┌────────

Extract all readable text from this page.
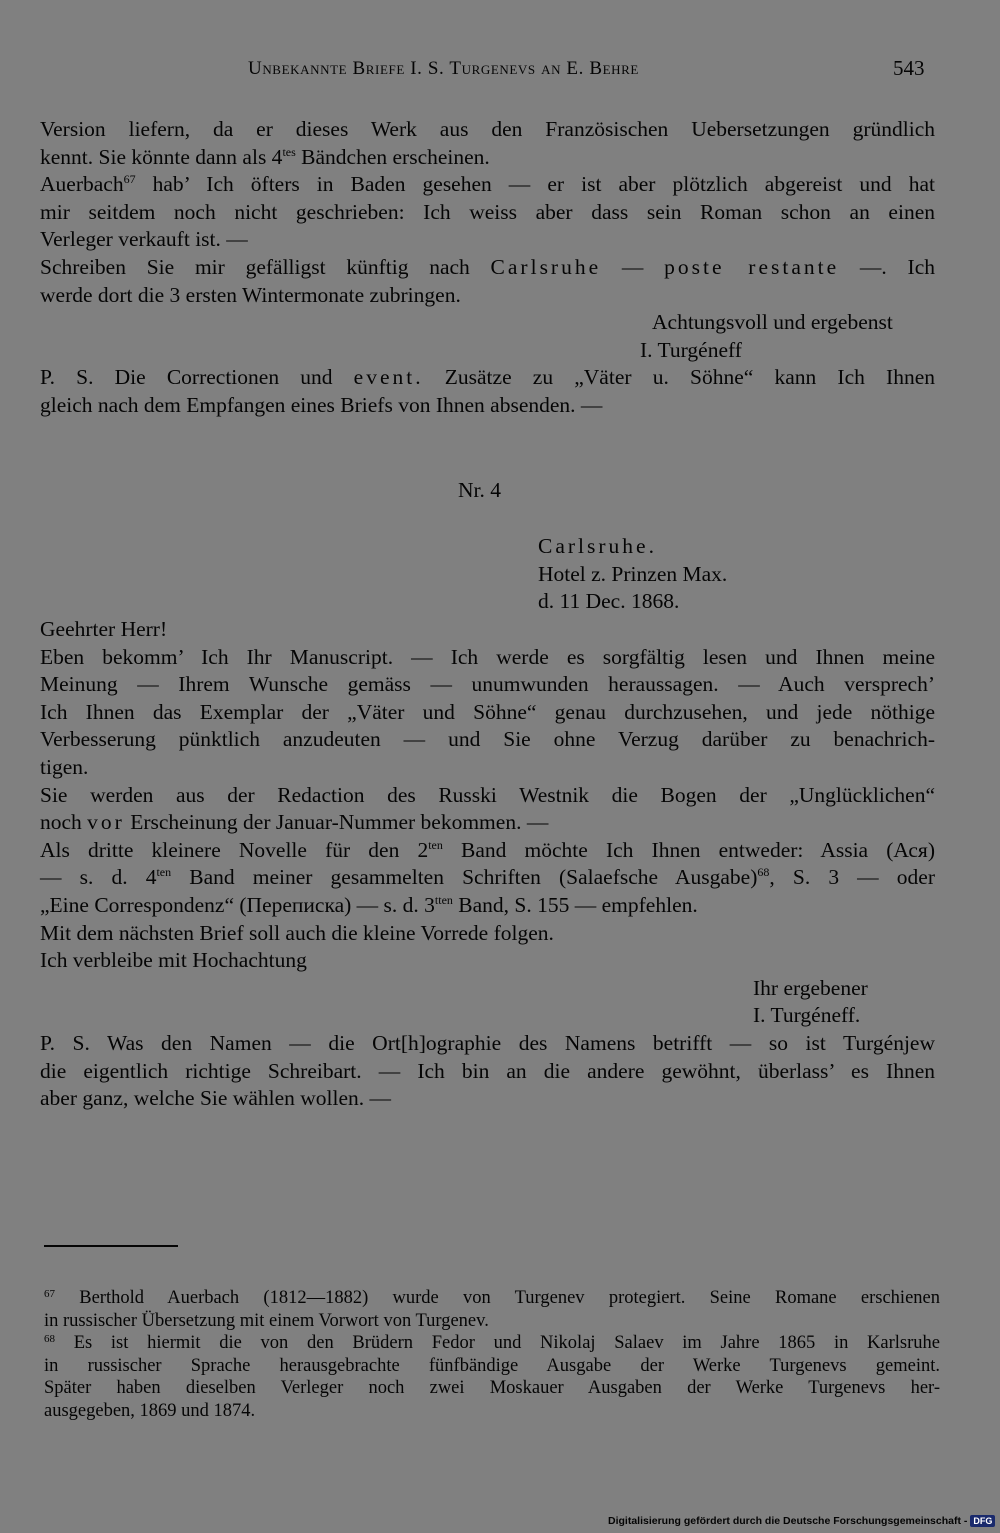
Unbekannte Briefe I. S. Turgenevs an E. Behre	543
Version liefern, da er dieses Werk aus den Französischen Uebersetzungen gründlich
kennt. Sie könnte dann als $4^{tes}$ Bändchen erscheinen.
Auerbach$^{67}$ hab’ Ich öfters in Baden gesehen — er ist aber plötzlich abgereist und hat
mir seitdem noch nicht geschrieben: Ich weiss aber dass sein Roman schon an einen
Verleger verkauft ist. —
Schreiben Sie mir gefälligst künftig nach Carlsruhe — poste restante —. Ich
werde dort die 3 ersten Wintermonate zubringen.
Achtungsvoll und ergebenst
I. Turgéneff
P. S. Die Correctionen und event. Zusätze zu „Väter u. Söhne“ kann Ich Ihnen
gleich nach dem Empfangen eines Briefs von Ihnen absenden. —
Nr. 4
Carlsruhe.
Hotel z. Prinzen Max.
d. 11 Dec. 1868.
Geehrter Herr!
Eben bekomm’ Ich Ihr Manuscript. — Ich werde es sorgfältig lesen und Ihnen meine
Meinung — Ihrem Wunsche gemäss — unumwunden heraussagen. — Auch versprech’
Ich Ihnen das Exemplar der „Väter und Söhne“ genau durchzusehen, und jede nöthige
Verbesserung pünktlich anzudeuten — und Sie ohne Verzug darüber zu benachrich-
tigen.
Sie werden aus der Redaction des Russki Westnik die Bogen der „Unglücklichen“
noch vor Erscheinung der Januar-Nummer bekommen. —
Als dritte kleinere Novelle für den $2^{ten}$ Band möchte Ich Ihnen entweder: Assia (Ася)
— s. d. $4^{ten}$ Band meiner gesammelten Schriften (Salaefsche Ausgabe)$^{68}$, S. 3 — oder
„Eine Correspondenz“ (Переписка) — s. d. $3^{tten}$ Band, S. 155 — empfehlen.
Mit dem nächsten Brief soll auch die kleine Vorrede folgen.
Ich verbleibe mit Hochachtung
Ihr ergebener
I. Turgéneff.
P. S. Was den Namen — die Ort[h]ographie des Namens betrifft — so ist Turgénjew
die eigentlich richtige Schreibart. — Ich bin an die andere gewöhnt, überlass’ es Ihnen
aber ganz, welche Sie wählen wollen. —
$^{67}$ Berthold Auerbach (1812—1882) wurde von Turgenev protegiert. Seine Romane erschienen
in russischer Übersetzung mit einem Vorwort von Turgenev.
$^{68}$ Es ist hiermit die von den Brüdern Fedor und Nikolaj Salaev im Jahre 1865 in Karlsruhe
in russischer Sprache herausgebrachte fünfbändige Ausgabe der Werke Turgenevs gemeint.
Später haben dieselben Verleger noch zwei Moskauer Ausgaben der Werke Turgenevs her-
ausgegeben, 1869 und 1874.
Digitalisierung gefördert durch die Deutsche Forschungsgemeinschaft - DFG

└────────

SHORT EXERCISE: Your copy should hold every record word for word and none of the pictures.

SOLUTION TO THIS EXERCISE:
Extract all readable text from this page.
Unbekannte Briefe I. S. Turgenevs an E. Behre	543
Version liefern, da er dieses Werk aus den Französischen Uebersetzungen gründlich
kennt. Sie könnte dann als $4^{tes}$ Bändchen erscheinen.
Auerbach$^{67}$ hab’ Ich öfters in Baden gesehen — er ist aber plötzlich abgereist und hat
mir seitdem noch nicht geschrieben: Ich weiss aber dass sein Roman schon an einen
Verleger verkauft ist. —
Schreiben Sie mir gefälligst künftig nach Carlsruhe — poste restante —. Ich
werde dort die 3 ersten Wintermonate zubringen.
Achtungsvoll und ergebenst
I. Turgéneff
P. S. Die Correctionen und event. Zusätze zu „Väter u. Söhne“ kann Ich Ihnen
gleich nach dem Empfangen eines Briefs von Ihnen absenden. —
Nr. 4
Carlsruhe.
Hotel z. Prinzen Max.
d. 11 Dec. 1868.
Geehrter Herr!
Eben bekomm’ Ich Ihr Manuscript. — Ich werde es sorgfältig lesen und Ihnen meine
Meinung — Ihrem Wunsche gemäss — unumwunden heraussagen. — Auch versprech’
Ich Ihnen das Exemplar der „Väter und Söhne“ genau durchzusehen, und jede nöthige
Verbesserung pünktlich anzudeuten — und Sie ohne Verzug darüber zu benachrich-
tigen.
Sie werden aus der Redaction des Russki Westnik die Bogen der „Unglücklichen“
noch vor Erscheinung der Januar-Nummer bekommen. —
Als dritte kleinere Novelle für den $2^{ten}$ Band möchte Ich Ihnen entweder: Assia (Ася)
— s. d. $4^{ten}$ Band meiner gesammelten Schriften (Salaefsche Ausgabe)$^{68}$, S. 3 — oder
„Eine Correspondenz“ (Переписка) — s. d. $3^{tten}$ Band, S. 155 — empfehlen.
Mit dem nächsten Brief soll auch die kleine Vorrede folgen.
Ich verbleibe mit Hochachtung
Ihr ergebener
I. Turgéneff.
P. S. Was den Namen — die Ort[h]ographie des Namens betrifft — so ist Turgénjew
die eigentlich richtige Schreibart. — Ich bin an die andere gewöhnt, überlass’ es Ihnen
aber ganz, welche Sie wählen wollen. —
$^{67}$ Berthold Auerbach (1812—1882) wurde von Turgenev protegiert. Seine Romane erschienen
in russischer Übersetzung mit einem Vorwort von Turgenev.
$^{68}$ Es ist hiermit die von den Brüdern Fedor und Nikolaj Salaev im Jahre 1865 in Karlsruhe
in russischer Sprache herausgebrachte fünfbändige Ausgabe der Werke Turgenevs gemeint.
Später haben dieselben Verleger noch zwei Moskauer Ausgaben der Werke Turgenevs her-
ausgegeben, 1869 und 1874.
Digitalisierung gefördert durch die Deutsche Forschungsgemeinschaft - DFG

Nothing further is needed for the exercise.